▶ _Stated goal 1_
In the Tour de France passage, who ruled out the race being stopped by rain?
▶ _Stated goal 2_
Rewrite the Tour de France passage from "Froome covered the" to "back from Froome.", substituting "general classification" for "overall standings".
-------- Selection --------
That eventuality was ruled out by Jean-Francois Pescheux, the event director.

“This is the Tour de France. Rain hasn’t ever stopped the Tour de France. It would have to really be a natural catastrophe that blocked the road or something like that,” he told The Associated Press.

“Rain isn’t the enemy of the cyclist — it’s part of the sport!”

It was certainly part of Wednesday’s time trial, but not as much as initially feared. While it did rain on parts of the course, the forecast storms hit only after Stage 17 finished. That was a relief because the route went up two climbs in the mountains above the man-made Serre-Poncon lake. The twisting descents could have been terribly treacherous if wetter.

Froome covered the 32 kilometers (20 miles) in 51 minutes, 33.66 seconds.

“I went into today thinking: ‘OK, I’m going to give this a really good shot, but I’m not going to empty myself,” Froome said. “I really expected to lose at least 30 seconds to a minute to some of the best riders.”

Contador’s gutsy ride bumped him up from third to second in the overall standings, although he is more than four minutes back from Froome.

“When you are second, it’s easier to get to first place,” Contador said hopefully. “But it’s true that he is very strong.”
-------- Data segment --------
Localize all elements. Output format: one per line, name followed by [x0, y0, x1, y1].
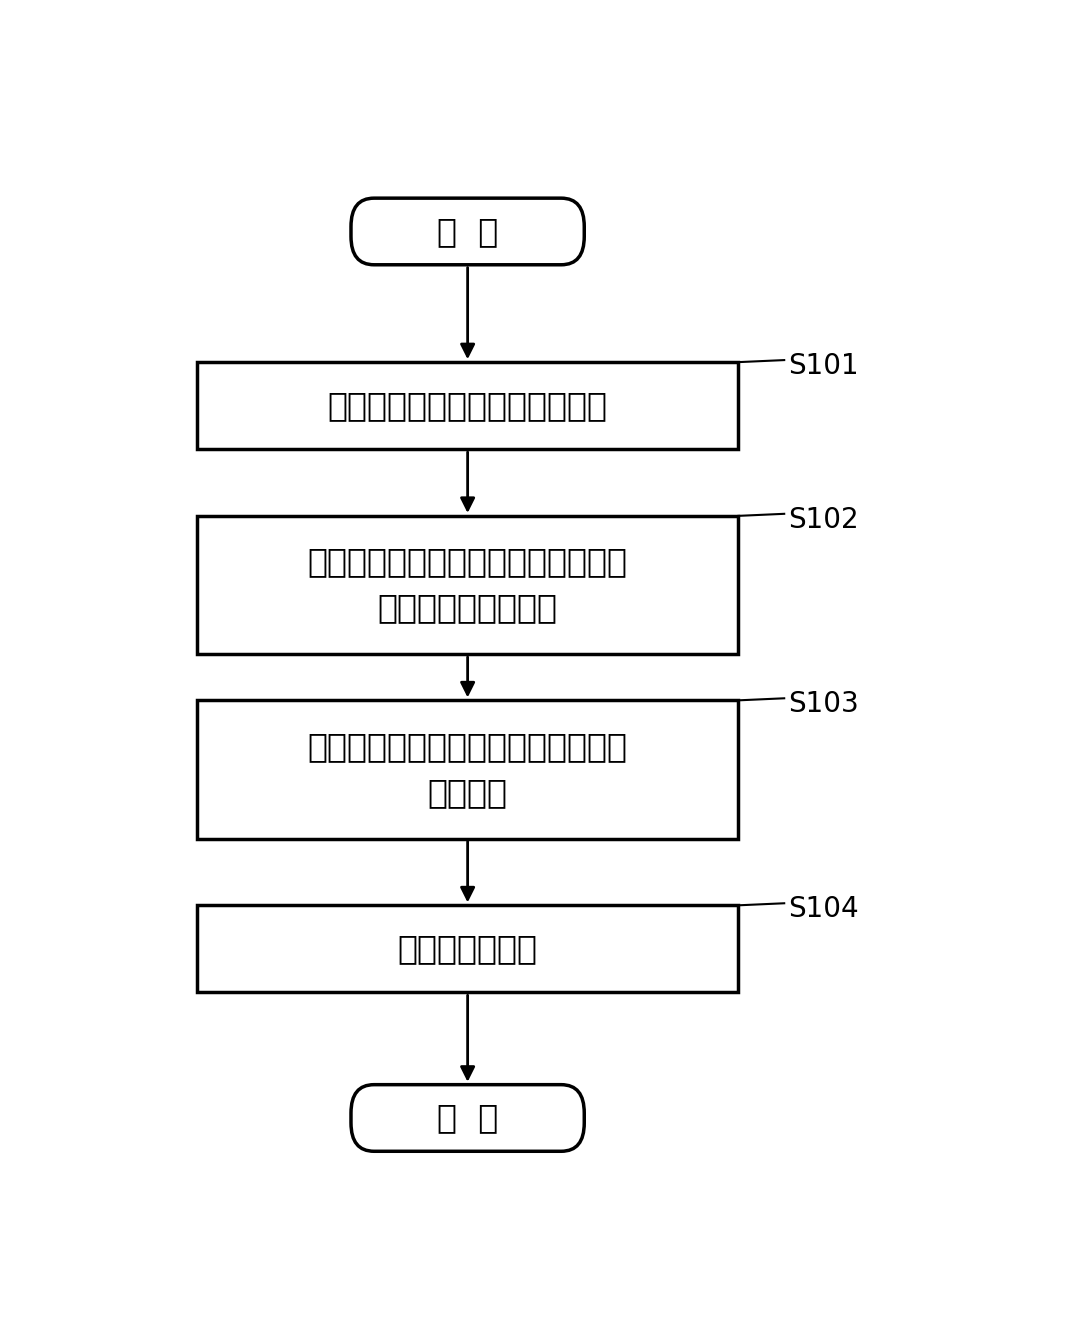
--------
▶ _Complete response 1_
Jean-Francois Pescheux, the event director

▶ _Complete response 2_
Froome covered the 32 kilometers (20 miles) in 51 minutes, 33.66 seconds.

“I went into today thinking: ‘OK, I’m going to give this a really good shot, but I’m not going to empty myself,” Froome said. “I really expected to lose at least 30 seconds to a minute to some of the best riders.”

Contador’s gutsy ride bumped him up from third to second in the general classification, although he is more than four minutes back from Froome.